▶ _WHAT YOU NEED TO DO_: Gather every line from the entries below that includes "Temperature".

◇ ◇ ◇ ◇

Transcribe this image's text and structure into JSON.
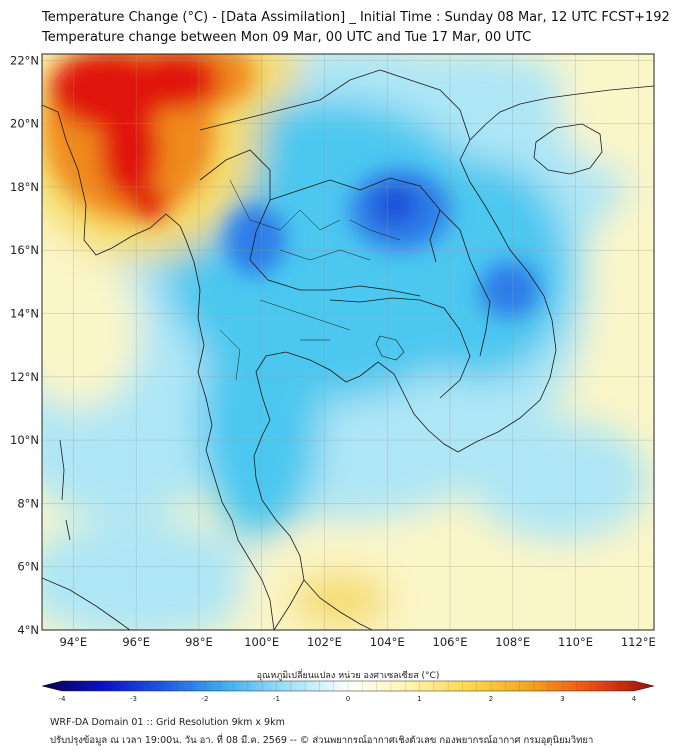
{
  "title_line1": "Temperature Change (°C) - [Data Assimilation] _ Initial Time : Sunday 08 Mar, 12 UTC FCST+192",
  "title_line2": "Temperature change between Mon 09 Mar, 00 UTC and Tue 17 Mar, 00 UTC",
  "map": {
    "lon_range": [
      93,
      112.5
    ],
    "lat_range": [
      4,
      22.2
    ],
    "lon_ticks": [
      {
        "value": 94,
        "label": "94°E"
      },
      {
        "value": 96,
        "label": "96°E"
      },
      {
        "value": 98,
        "label": "98°E"
      },
      {
        "value": 100,
        "label": "100°E"
      },
      {
        "value": 102,
        "label": "102°E"
      },
      {
        "value": 104,
        "label": "104°E"
      },
      {
        "value": 106,
        "label": "106°E"
      },
      {
        "value": 108,
        "label": "108°E"
      },
      {
        "value": 110,
        "label": "110°E"
      },
      {
        "value": 112,
        "label": "112°E"
      }
    ],
    "lat_ticks": [
      {
        "value": 22,
        "label": "22°N"
      },
      {
        "value": 20,
        "label": "20°N"
      },
      {
        "value": 18,
        "label": "18°N"
      },
      {
        "value": 16,
        "label": "16°N"
      },
      {
        "value": 14,
        "label": "14°N"
      },
      {
        "value": 12,
        "label": "12°N"
      },
      {
        "value": 10,
        "label": "10°N"
      },
      {
        "value": 8,
        "label": "8°N"
      },
      {
        "value": 6,
        "label": "6°N"
      },
      {
        "value": 4,
        "label": "4°N"
      }
    ],
    "colors": {
      "warm_strong": "#e0120c",
      "warm_mid": "#f08a1a",
      "warm_light": "#f5dc6a",
      "neutral": "#fbf6c8",
      "cool_light": "#aee6f6",
      "cool_mid": "#4cc7f0",
      "cool_strong": "#2d7be8",
      "cool_deep": "#1f4fd8"
    }
  },
  "colorbar": {
    "title": "อุณหภูมิเปลี่ยนแปลง หน่วย องศาเซลเซียส (°C)",
    "min": -4,
    "max": 4,
    "tick_labels": [
      {
        "value": -4,
        "label": "-4"
      },
      {
        "value": -3,
        "label": "-3"
      },
      {
        "value": -2,
        "label": "-2"
      },
      {
        "value": -1,
        "label": "-1"
      },
      {
        "value": 0,
        "label": "0"
      },
      {
        "value": 1,
        "label": "1"
      },
      {
        "value": 2,
        "label": "2"
      },
      {
        "value": 3,
        "label": "3"
      },
      {
        "value": 4,
        "label": "4"
      }
    ],
    "stops": [
      "#08004a",
      "#0a10c8",
      "#1f5ae6",
      "#3fb0f0",
      "#9ee0f6",
      "#ffffff",
      "#fff4b0",
      "#ffd84a",
      "#f7a21c",
      "#ef4a12",
      "#9c0c0a"
    ]
  },
  "footer_line1": "WRF-DA Domain 01 :: Grid Resolution 9km x 9km",
  "footer_line2": "ปรับปรุงข้อมูล ณ เวลา 19:00น. วัน อา. ที่ 08 มี.ค. 2569 -- © ส่วนพยากรณ์อากาศเชิงตัวเลข กองพยากรณ์อากาศ กรมอุตุนิยมวิทยา"
}
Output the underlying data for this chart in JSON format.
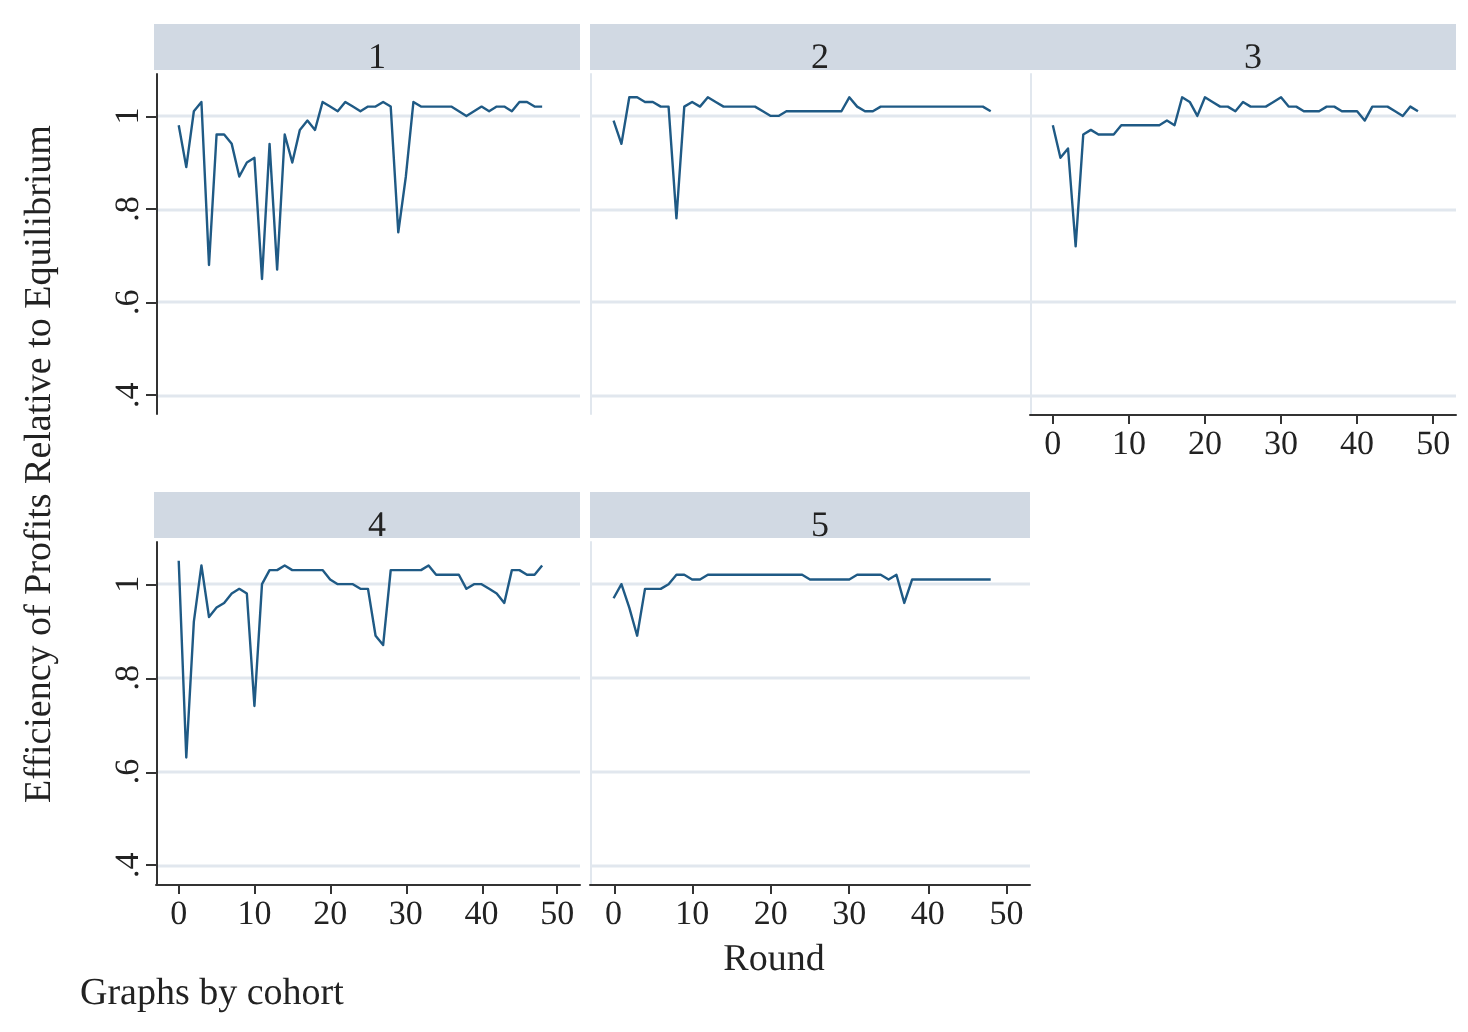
{
  "chart_data": [
    {
      "type": "line",
      "title": "1",
      "ylabel": "Efficiency of Profits Relative to Equilibrium",
      "color": "#1f5a85",
      "grid": "y",
      "tick_labels": "y",
      "xlim": [
        -3,
        53
      ],
      "xticks": [
        0,
        10,
        20,
        30,
        40,
        50
      ],
      "ylim": [
        0.36,
        1.09
      ],
      "yticks": [
        {
          "value": 0.4,
          "label": ".4"
        },
        {
          "value": 0.6,
          "label": ".6"
        },
        {
          "value": 0.8,
          "label": ".8"
        },
        {
          "value": 1,
          "label": "1"
        }
      ],
      "x": [
        0,
        1,
        2,
        3,
        4,
        5,
        6,
        7,
        8,
        9,
        10,
        11,
        12,
        13,
        14,
        15,
        16,
        17,
        18,
        19,
        20,
        21,
        22,
        23,
        24,
        25,
        26,
        27,
        28,
        29,
        30,
        31,
        32,
        33,
        34,
        35,
        36,
        37,
        38,
        39,
        40,
        41,
        42,
        43,
        44,
        45,
        46,
        47,
        48
      ],
      "values": [
        0.98,
        0.89,
        1.01,
        1.03,
        0.68,
        0.96,
        0.96,
        0.94,
        0.87,
        0.9,
        0.91,
        0.65,
        0.94,
        0.67,
        0.96,
        0.9,
        0.97,
        0.99,
        0.97,
        1.03,
        1.02,
        1.01,
        1.03,
        1.02,
        1.01,
        1.02,
        1.02,
        1.03,
        1.02,
        0.75,
        0.87,
        1.03,
        1.02,
        1.02,
        1.02,
        1.02,
        1.02,
        1.01,
        1.0,
        1.01,
        1.02,
        1.01,
        1.02,
        1.02,
        1.01,
        1.03,
        1.03,
        1.02,
        1.02
      ]
    },
    {
      "type": "line",
      "title": "2",
      "color": "#1f5a85",
      "grid": "y",
      "tick_labels": false,
      "xlim": [
        -3,
        53
      ],
      "xticks": [
        0,
        10,
        20,
        30,
        40,
        50
      ],
      "ylim": [
        0.36,
        1.09
      ],
      "yticks": [
        {
          "value": 0.4,
          "label": null
        },
        {
          "value": 0.6,
          "label": null
        },
        {
          "value": 0.8,
          "label": null
        },
        {
          "value": 1,
          "label": null
        }
      ],
      "x": [
        0,
        1,
        2,
        3,
        4,
        5,
        6,
        7,
        8,
        9,
        10,
        11,
        12,
        13,
        14,
        15,
        16,
        17,
        18,
        19,
        20,
        21,
        22,
        23,
        24,
        25,
        26,
        27,
        28,
        29,
        30,
        31,
        32,
        33,
        34,
        35,
        36,
        37,
        38,
        39,
        40,
        41,
        42,
        43,
        44,
        45,
        46,
        47,
        48
      ],
      "values": [
        0.99,
        0.94,
        1.04,
        1.04,
        1.03,
        1.03,
        1.02,
        1.02,
        0.78,
        1.02,
        1.03,
        1.02,
        1.04,
        1.03,
        1.02,
        1.02,
        1.02,
        1.02,
        1.02,
        1.01,
        1.0,
        1.0,
        1.01,
        1.01,
        1.01,
        1.01,
        1.01,
        1.01,
        1.01,
        1.01,
        1.04,
        1.02,
        1.01,
        1.01,
        1.02,
        1.02,
        1.02,
        1.02,
        1.02,
        1.02,
        1.02,
        1.02,
        1.02,
        1.02,
        1.02,
        1.02,
        1.02,
        1.02,
        1.01
      ]
    },
    {
      "type": "line",
      "title": "3",
      "color": "#1f5a85",
      "grid": "y",
      "tick_labels": "x",
      "xlim": [
        -3,
        53
      ],
      "xticks": [
        0,
        10,
        20,
        30,
        40,
        50
      ],
      "ylim": [
        0.36,
        1.09
      ],
      "yticks": [
        {
          "value": 0.4,
          "label": null
        },
        {
          "value": 0.6,
          "label": null
        },
        {
          "value": 0.8,
          "label": null
        },
        {
          "value": 1,
          "label": null
        }
      ],
      "x": [
        0,
        1,
        2,
        3,
        4,
        5,
        6,
        7,
        8,
        9,
        10,
        11,
        12,
        13,
        14,
        15,
        16,
        17,
        18,
        19,
        20,
        21,
        22,
        23,
        24,
        25,
        26,
        27,
        28,
        29,
        30,
        31,
        32,
        33,
        34,
        35,
        36,
        37,
        38,
        39,
        40,
        41,
        42,
        43,
        44,
        45,
        46,
        47,
        48
      ],
      "values": [
        0.98,
        0.91,
        0.93,
        0.72,
        0.96,
        0.97,
        0.96,
        0.96,
        0.96,
        0.98,
        0.98,
        0.98,
        0.98,
        0.98,
        0.98,
        0.99,
        0.98,
        1.04,
        1.03,
        1.0,
        1.04,
        1.03,
        1.02,
        1.02,
        1.01,
        1.03,
        1.02,
        1.02,
        1.02,
        1.03,
        1.04,
        1.02,
        1.02,
        1.01,
        1.01,
        1.01,
        1.02,
        1.02,
        1.01,
        1.01,
        1.01,
        0.99,
        1.02,
        1.02,
        1.02,
        1.01,
        1.0,
        1.02,
        1.01
      ]
    },
    {
      "type": "line",
      "title": "4",
      "annotations": [
        "Graphs by cohort"
      ],
      "color": "#1f5a85",
      "grid": "y",
      "xlim": [
        -3,
        53
      ],
      "xticks": [
        0,
        10,
        20,
        30,
        40,
        50
      ],
      "ylim": [
        0.36,
        1.09
      ],
      "yticks": [
        {
          "value": 0.4,
          "label": ".4"
        },
        {
          "value": 0.6,
          "label": ".6"
        },
        {
          "value": 0.8,
          "label": ".8"
        },
        {
          "value": 1,
          "label": "1"
        }
      ],
      "x": [
        0,
        1,
        2,
        3,
        4,
        5,
        6,
        7,
        8,
        9,
        10,
        11,
        12,
        13,
        14,
        15,
        16,
        17,
        18,
        19,
        20,
        21,
        22,
        23,
        24,
        25,
        26,
        27,
        28,
        29,
        30,
        31,
        32,
        33,
        34,
        35,
        36,
        37,
        38,
        39,
        40,
        41,
        42,
        43,
        44,
        45,
        46,
        47,
        48
      ],
      "values": [
        1.05,
        0.63,
        0.92,
        1.04,
        0.93,
        0.95,
        0.96,
        0.98,
        0.99,
        0.98,
        0.74,
        1.0,
        1.03,
        1.03,
        1.04,
        1.03,
        1.03,
        1.03,
        1.03,
        1.03,
        1.01,
        1.0,
        1.0,
        1.0,
        0.99,
        0.99,
        0.89,
        0.87,
        1.03,
        1.03,
        1.03,
        1.03,
        1.03,
        1.04,
        1.02,
        1.02,
        1.02,
        1.02,
        0.99,
        1.0,
        1.0,
        0.99,
        0.98,
        0.96,
        1.03,
        1.03,
        1.02,
        1.02,
        1.04
      ]
    },
    {
      "type": "line",
      "title": "5",
      "xlabel": "Round",
      "color": "#1f5a85",
      "grid": "y",
      "tick_labels": "x",
      "xlim": [
        -3,
        53
      ],
      "xticks": [
        0,
        10,
        20,
        30,
        40,
        50
      ],
      "ylim": [
        0.36,
        1.09
      ],
      "yticks": [
        {
          "value": 0.4,
          "label": null
        },
        {
          "value": 0.6,
          "label": null
        },
        {
          "value": 0.8,
          "label": null
        },
        {
          "value": 1,
          "label": null
        }
      ],
      "x": [
        0,
        1,
        2,
        3,
        4,
        5,
        6,
        7,
        8,
        9,
        10,
        11,
        12,
        13,
        14,
        15,
        16,
        17,
        18,
        19,
        20,
        21,
        22,
        23,
        24,
        25,
        26,
        27,
        28,
        29,
        30,
        31,
        32,
        33,
        34,
        35,
        36,
        37,
        38,
        39,
        40,
        41,
        42,
        43,
        44,
        45,
        46,
        47,
        48
      ],
      "values": [
        0.97,
        1.0,
        0.95,
        0.89,
        0.99,
        0.99,
        0.99,
        1.0,
        1.02,
        1.02,
        1.01,
        1.01,
        1.02,
        1.02,
        1.02,
        1.02,
        1.02,
        1.02,
        1.02,
        1.02,
        1.02,
        1.02,
        1.02,
        1.02,
        1.02,
        1.01,
        1.01,
        1.01,
        1.01,
        1.01,
        1.01,
        1.02,
        1.02,
        1.02,
        1.02,
        1.01,
        1.02,
        0.96,
        1.01,
        1.01,
        1.01,
        1.01,
        1.01,
        1.01,
        1.01,
        1.01,
        1.01,
        1.01,
        1.01
      ]
    }
  ]
}
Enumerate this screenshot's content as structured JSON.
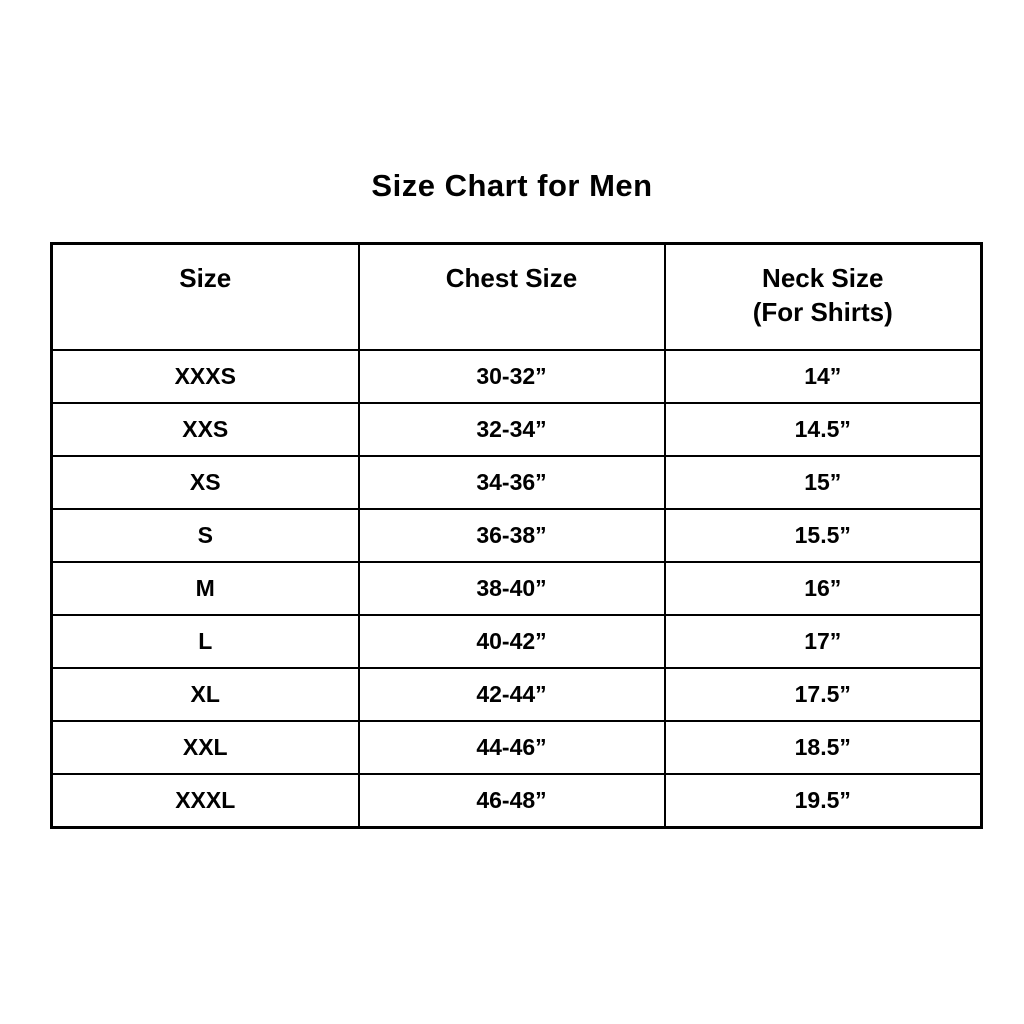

◇ ◇ ◇ ◇

▶ _SOLVED EXERCISE_:
  "title_line1": "Temperature Change (°C) - [Data Assimilation] _ Initial Time : Sunday 08 Mar, 12 UTC FCST+192",
  "title_line2": "Temperature change between Mon 09 Mar, 00 UTC and Tue 17 Mar, 00 UTC",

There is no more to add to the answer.